Dataset records:
----------

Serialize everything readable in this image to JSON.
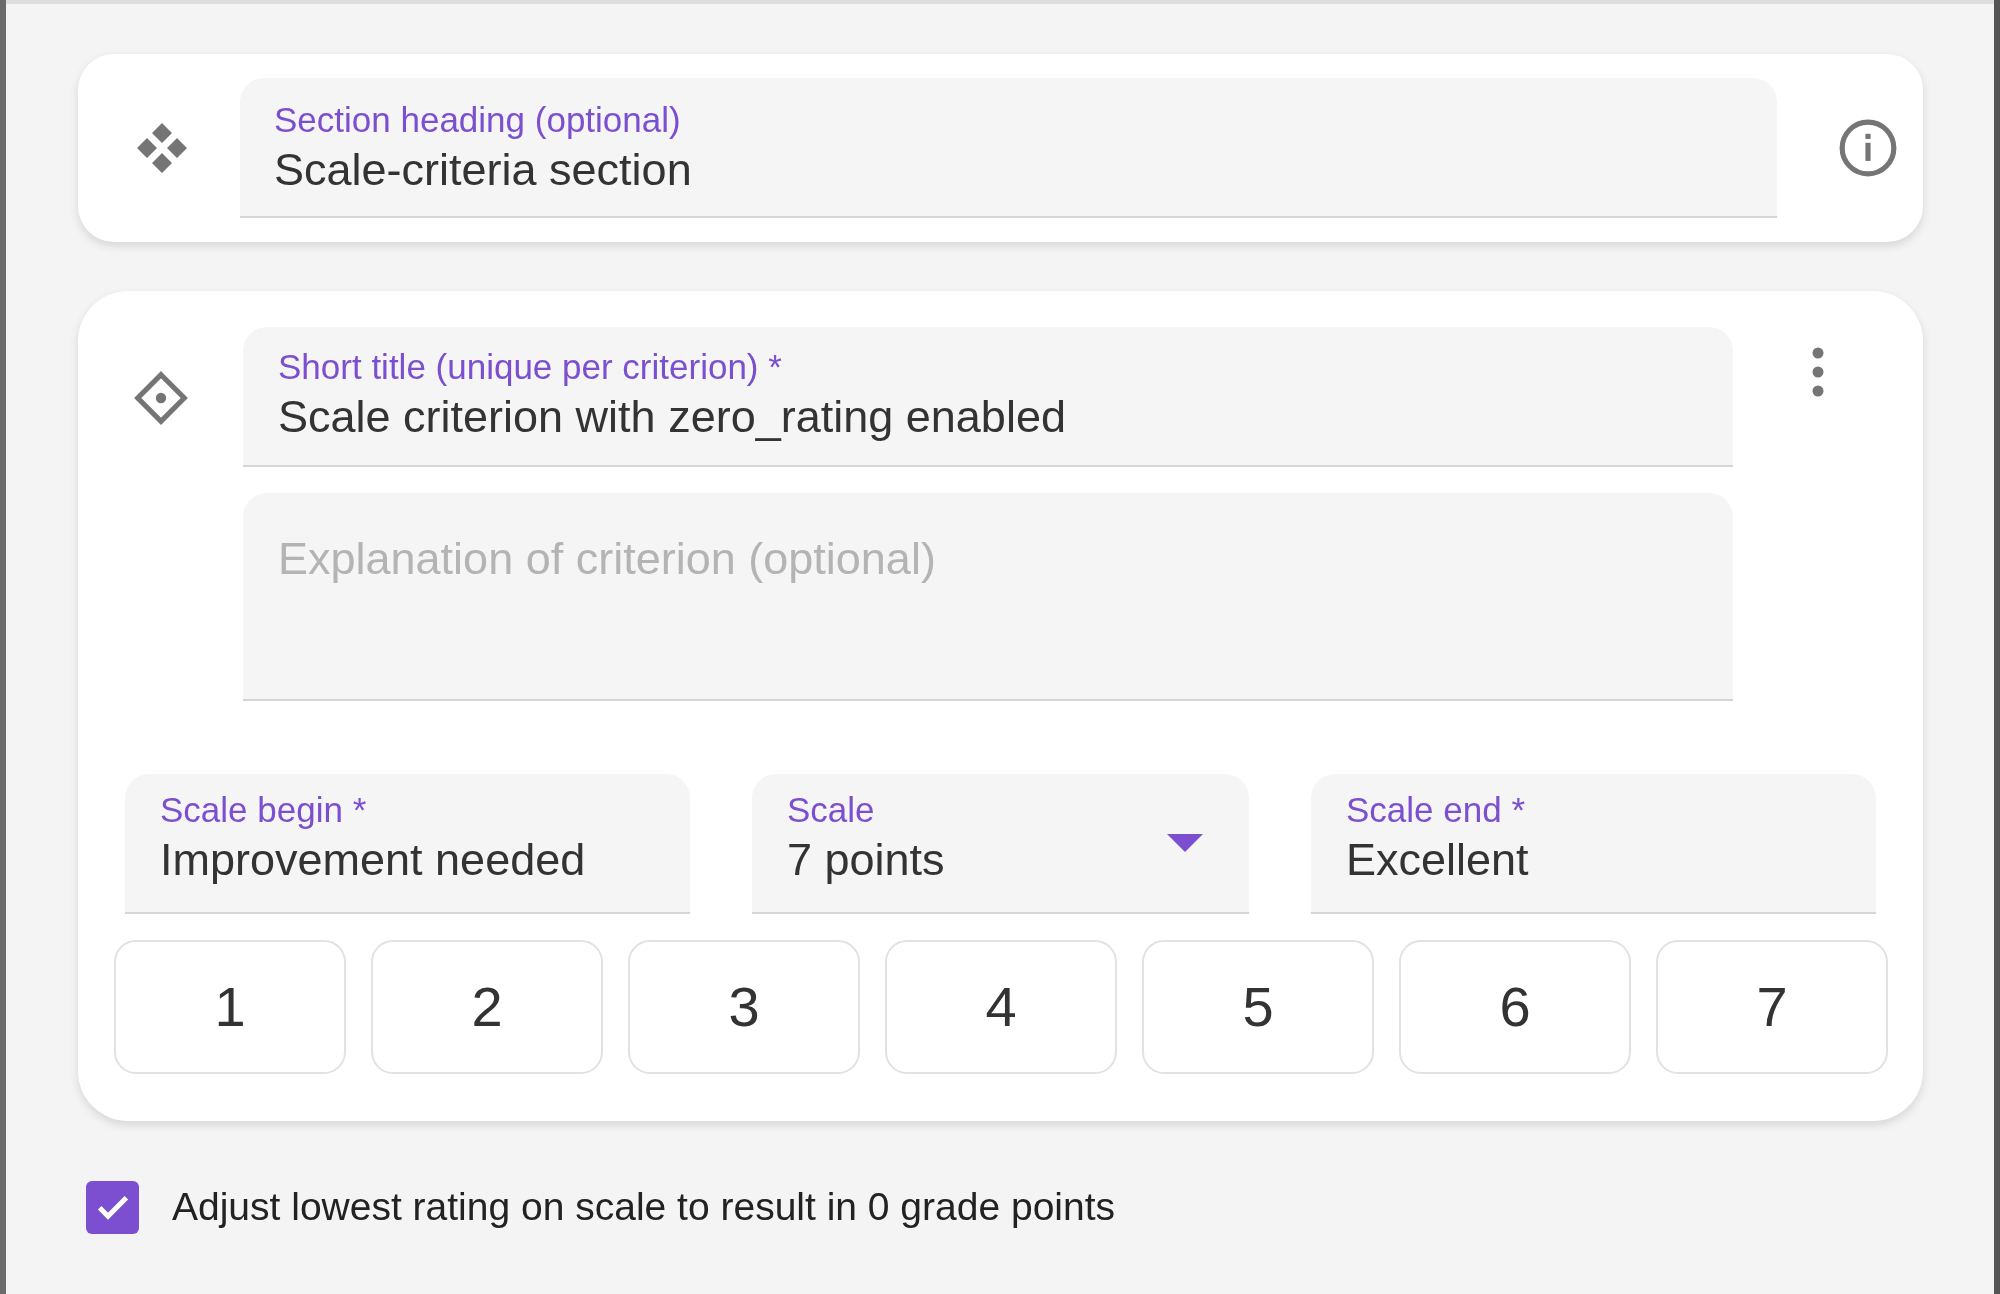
{
  "section": {
    "heading": {
      "label": "Section heading (optional)",
      "value": "Scale-criteria section"
    }
  },
  "criterion": {
    "title": {
      "label": "Short title (unique per criterion) *",
      "value": "Scale criterion with zero_rating enabled"
    },
    "explanation": {
      "placeholder": "Explanation of criterion (optional)"
    },
    "scale_begin": {
      "label": "Scale begin *",
      "value": "Improvement needed"
    },
    "scale": {
      "label": "Scale",
      "value": "7 points"
    },
    "scale_end": {
      "label": "Scale end *",
      "value": "Excellent"
    },
    "points": [
      "1",
      "2",
      "3",
      "4",
      "5",
      "6",
      "7"
    ]
  },
  "zero_rating": {
    "label": "Adjust lowest rating on scale to result in 0 grade points",
    "checked": true
  }
}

----------

Extract the entries in full, exactly as they are, minus the pictures.

Serialize everything readable in this image to JSON.
{
  "section": {
    "heading": {
      "label": "Section heading (optional)",
      "value": "Scale-criteria section"
    }
  },
  "criterion": {
    "title": {
      "label": "Short title (unique per criterion) *",
      "value": "Scale criterion with zero_rating enabled"
    },
    "explanation": {
      "placeholder": "Explanation of criterion (optional)"
    },
    "scale_begin": {
      "label": "Scale begin *",
      "value": "Improvement needed"
    },
    "scale": {
      "label": "Scale",
      "value": "7 points"
    },
    "scale_end": {
      "label": "Scale end *",
      "value": "Excellent"
    },
    "points": [
      "1",
      "2",
      "3",
      "4",
      "5",
      "6",
      "7"
    ]
  },
  "zero_rating": {
    "label": "Adjust lowest rating on scale to result in 0 grade points",
    "checked": true
  }
}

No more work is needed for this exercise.